Recorded data —
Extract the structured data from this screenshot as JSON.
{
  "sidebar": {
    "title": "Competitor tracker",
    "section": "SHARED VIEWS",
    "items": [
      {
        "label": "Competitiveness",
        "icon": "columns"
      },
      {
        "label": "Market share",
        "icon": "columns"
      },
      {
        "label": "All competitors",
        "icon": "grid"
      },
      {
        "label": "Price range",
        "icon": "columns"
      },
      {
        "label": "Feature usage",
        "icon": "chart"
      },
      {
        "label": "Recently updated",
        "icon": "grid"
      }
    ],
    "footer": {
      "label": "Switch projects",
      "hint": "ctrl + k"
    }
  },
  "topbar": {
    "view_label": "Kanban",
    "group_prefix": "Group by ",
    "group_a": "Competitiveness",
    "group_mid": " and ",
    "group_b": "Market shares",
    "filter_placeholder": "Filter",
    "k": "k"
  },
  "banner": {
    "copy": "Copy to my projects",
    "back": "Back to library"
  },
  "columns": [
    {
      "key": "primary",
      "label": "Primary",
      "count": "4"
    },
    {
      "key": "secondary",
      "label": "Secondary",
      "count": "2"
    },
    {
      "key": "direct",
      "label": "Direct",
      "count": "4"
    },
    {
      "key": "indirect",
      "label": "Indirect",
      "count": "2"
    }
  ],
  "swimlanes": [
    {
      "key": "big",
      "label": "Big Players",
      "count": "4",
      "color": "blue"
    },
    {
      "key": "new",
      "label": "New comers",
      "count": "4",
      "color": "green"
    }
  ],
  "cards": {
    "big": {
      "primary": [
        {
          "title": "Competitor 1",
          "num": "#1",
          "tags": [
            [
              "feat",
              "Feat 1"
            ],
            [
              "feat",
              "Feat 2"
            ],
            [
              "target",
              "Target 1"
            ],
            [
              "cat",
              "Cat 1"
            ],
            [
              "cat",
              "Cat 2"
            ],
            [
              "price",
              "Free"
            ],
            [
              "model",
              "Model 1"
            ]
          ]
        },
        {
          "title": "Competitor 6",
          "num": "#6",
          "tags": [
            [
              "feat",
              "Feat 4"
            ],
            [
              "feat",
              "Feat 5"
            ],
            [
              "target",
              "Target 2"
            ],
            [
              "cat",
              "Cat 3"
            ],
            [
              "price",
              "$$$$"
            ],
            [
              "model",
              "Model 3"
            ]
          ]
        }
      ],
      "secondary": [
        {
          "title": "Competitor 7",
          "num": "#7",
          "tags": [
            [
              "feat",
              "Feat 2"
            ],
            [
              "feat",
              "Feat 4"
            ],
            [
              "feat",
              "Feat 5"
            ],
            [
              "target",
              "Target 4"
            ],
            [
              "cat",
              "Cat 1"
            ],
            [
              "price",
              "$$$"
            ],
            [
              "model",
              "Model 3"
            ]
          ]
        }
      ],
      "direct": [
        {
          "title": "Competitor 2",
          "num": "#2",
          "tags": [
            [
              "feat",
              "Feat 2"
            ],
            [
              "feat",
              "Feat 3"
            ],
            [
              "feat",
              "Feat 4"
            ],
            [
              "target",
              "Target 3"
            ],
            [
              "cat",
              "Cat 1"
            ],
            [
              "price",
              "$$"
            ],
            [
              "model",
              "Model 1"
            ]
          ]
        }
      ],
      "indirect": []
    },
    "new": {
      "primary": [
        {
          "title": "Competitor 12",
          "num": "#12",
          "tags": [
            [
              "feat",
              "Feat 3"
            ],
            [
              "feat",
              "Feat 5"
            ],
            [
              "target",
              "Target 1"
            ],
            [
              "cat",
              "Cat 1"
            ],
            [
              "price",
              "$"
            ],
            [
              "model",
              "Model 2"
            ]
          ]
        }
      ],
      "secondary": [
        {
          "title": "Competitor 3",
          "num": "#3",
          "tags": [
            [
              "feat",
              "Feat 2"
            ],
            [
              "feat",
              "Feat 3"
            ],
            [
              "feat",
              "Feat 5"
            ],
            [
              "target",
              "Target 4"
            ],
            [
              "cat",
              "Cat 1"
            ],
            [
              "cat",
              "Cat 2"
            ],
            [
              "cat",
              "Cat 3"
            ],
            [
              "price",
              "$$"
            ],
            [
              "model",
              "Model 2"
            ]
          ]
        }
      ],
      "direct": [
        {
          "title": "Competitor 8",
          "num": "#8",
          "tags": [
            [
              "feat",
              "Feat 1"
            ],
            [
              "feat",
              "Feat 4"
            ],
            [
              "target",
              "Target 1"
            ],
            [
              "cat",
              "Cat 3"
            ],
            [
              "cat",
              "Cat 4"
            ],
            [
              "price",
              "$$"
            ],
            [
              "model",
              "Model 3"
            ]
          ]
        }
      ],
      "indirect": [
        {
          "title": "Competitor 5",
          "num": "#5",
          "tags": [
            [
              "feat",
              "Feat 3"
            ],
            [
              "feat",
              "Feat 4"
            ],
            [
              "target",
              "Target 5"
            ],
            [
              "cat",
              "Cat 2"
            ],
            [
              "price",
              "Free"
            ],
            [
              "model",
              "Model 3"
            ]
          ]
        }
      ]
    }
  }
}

SHORT EXERCISE — Repeat each record exactly, leaving nothing out.

ANSWER TO THIS PROBLEM —
Extract the structured data from this screenshot as JSON.
{
  "sidebar": {
    "title": "Competitor tracker",
    "section": "SHARED VIEWS",
    "items": [
      {
        "label": "Competitiveness",
        "icon": "columns"
      },
      {
        "label": "Market share",
        "icon": "columns"
      },
      {
        "label": "All competitors",
        "icon": "grid"
      },
      {
        "label": "Price range",
        "icon": "columns"
      },
      {
        "label": "Feature usage",
        "icon": "chart"
      },
      {
        "label": "Recently updated",
        "icon": "grid"
      }
    ],
    "footer": {
      "label": "Switch projects",
      "hint": "ctrl + k"
    }
  },
  "topbar": {
    "view_label": "Kanban",
    "group_prefix": "Group by ",
    "group_a": "Competitiveness",
    "group_mid": " and ",
    "group_b": "Market shares",
    "filter_placeholder": "Filter",
    "k": "k"
  },
  "banner": {
    "copy": "Copy to my projects",
    "back": "Back to library"
  },
  "columns": [
    {
      "key": "primary",
      "label": "Primary",
      "count": "4"
    },
    {
      "key": "secondary",
      "label": "Secondary",
      "count": "2"
    },
    {
      "key": "direct",
      "label": "Direct",
      "count": "4"
    },
    {
      "key": "indirect",
      "label": "Indirect",
      "count": "2"
    }
  ],
  "swimlanes": [
    {
      "key": "big",
      "label": "Big Players",
      "count": "4",
      "color": "blue"
    },
    {
      "key": "new",
      "label": "New comers",
      "count": "4",
      "color": "green"
    }
  ],
  "cards": {
    "big": {
      "primary": [
        {
          "title": "Competitor 1",
          "num": "#1",
          "tags": [
            [
              "feat",
              "Feat 1"
            ],
            [
              "feat",
              "Feat 2"
            ],
            [
              "target",
              "Target 1"
            ],
            [
              "cat",
              "Cat 1"
            ],
            [
              "cat",
              "Cat 2"
            ],
            [
              "price",
              "Free"
            ],
            [
              "model",
              "Model 1"
            ]
          ]
        },
        {
          "title": "Competitor 6",
          "num": "#6",
          "tags": [
            [
              "feat",
              "Feat 4"
            ],
            [
              "feat",
              "Feat 5"
            ],
            [
              "target",
              "Target 2"
            ],
            [
              "cat",
              "Cat 3"
            ],
            [
              "price",
              "$$$$"
            ],
            [
              "model",
              "Model 3"
            ]
          ]
        }
      ],
      "secondary": [
        {
          "title": "Competitor 7",
          "num": "#7",
          "tags": [
            [
              "feat",
              "Feat 2"
            ],
            [
              "feat",
              "Feat 4"
            ],
            [
              "feat",
              "Feat 5"
            ],
            [
              "target",
              "Target 4"
            ],
            [
              "cat",
              "Cat 1"
            ],
            [
              "price",
              "$$$"
            ],
            [
              "model",
              "Model 3"
            ]
          ]
        }
      ],
      "direct": [
        {
          "title": "Competitor 2",
          "num": "#2",
          "tags": [
            [
              "feat",
              "Feat 2"
            ],
            [
              "feat",
              "Feat 3"
            ],
            [
              "feat",
              "Feat 4"
            ],
            [
              "target",
              "Target 3"
            ],
            [
              "cat",
              "Cat 1"
            ],
            [
              "price",
              "$$"
            ],
            [
              "model",
              "Model 1"
            ]
          ]
        }
      ],
      "indirect": []
    },
    "new": {
      "primary": [
        {
          "title": "Competitor 12",
          "num": "#12",
          "tags": [
            [
              "feat",
              "Feat 3"
            ],
            [
              "feat",
              "Feat 5"
            ],
            [
              "target",
              "Target 1"
            ],
            [
              "cat",
              "Cat 1"
            ],
            [
              "price",
              "$"
            ],
            [
              "model",
              "Model 2"
            ]
          ]
        }
      ],
      "secondary": [
        {
          "title": "Competitor 3",
          "num": "#3",
          "tags": [
            [
              "feat",
              "Feat 2"
            ],
            [
              "feat",
              "Feat 3"
            ],
            [
              "feat",
              "Feat 5"
            ],
            [
              "target",
              "Target 4"
            ],
            [
              "cat",
              "Cat 1"
            ],
            [
              "cat",
              "Cat 2"
            ],
            [
              "cat",
              "Cat 3"
            ],
            [
              "price",
              "$$"
            ],
            [
              "model",
              "Model 2"
            ]
          ]
        }
      ],
      "direct": [
        {
          "title": "Competitor 8",
          "num": "#8",
          "tags": [
            [
              "feat",
              "Feat 1"
            ],
            [
              "feat",
              "Feat 4"
            ],
            [
              "target",
              "Target 1"
            ],
            [
              "cat",
              "Cat 3"
            ],
            [
              "cat",
              "Cat 4"
            ],
            [
              "price",
              "$$"
            ],
            [
              "model",
              "Model 3"
            ]
          ]
        }
      ],
      "indirect": [
        {
          "title": "Competitor 5",
          "num": "#5",
          "tags": [
            [
              "feat",
              "Feat 3"
            ],
            [
              "feat",
              "Feat 4"
            ],
            [
              "target",
              "Target 5"
            ],
            [
              "cat",
              "Cat 2"
            ],
            [
              "price",
              "Free"
            ],
            [
              "model",
              "Model 3"
            ]
          ]
        }
      ]
    }
  }
}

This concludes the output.